- [Request]: Draw out every line with the word "Time" from the listing below.

- - -

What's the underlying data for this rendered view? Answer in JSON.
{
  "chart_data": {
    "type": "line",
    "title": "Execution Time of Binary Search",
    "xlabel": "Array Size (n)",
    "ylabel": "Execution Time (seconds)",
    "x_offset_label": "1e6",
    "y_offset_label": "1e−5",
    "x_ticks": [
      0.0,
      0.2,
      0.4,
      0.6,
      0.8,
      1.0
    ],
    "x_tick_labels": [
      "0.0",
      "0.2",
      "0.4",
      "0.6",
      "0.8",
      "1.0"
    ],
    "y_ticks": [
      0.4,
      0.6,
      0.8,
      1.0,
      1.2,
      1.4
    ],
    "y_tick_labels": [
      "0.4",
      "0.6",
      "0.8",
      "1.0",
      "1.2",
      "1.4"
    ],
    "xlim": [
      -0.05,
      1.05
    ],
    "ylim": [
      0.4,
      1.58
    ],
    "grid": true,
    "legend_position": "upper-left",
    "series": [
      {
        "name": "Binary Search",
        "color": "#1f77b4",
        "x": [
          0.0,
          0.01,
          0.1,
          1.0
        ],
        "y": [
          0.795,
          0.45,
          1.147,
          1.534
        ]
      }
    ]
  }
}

- - -

- [Written response]:
    "title": "Execution Time of Binary Search",
    "ylabel": "Execution Time (seconds)",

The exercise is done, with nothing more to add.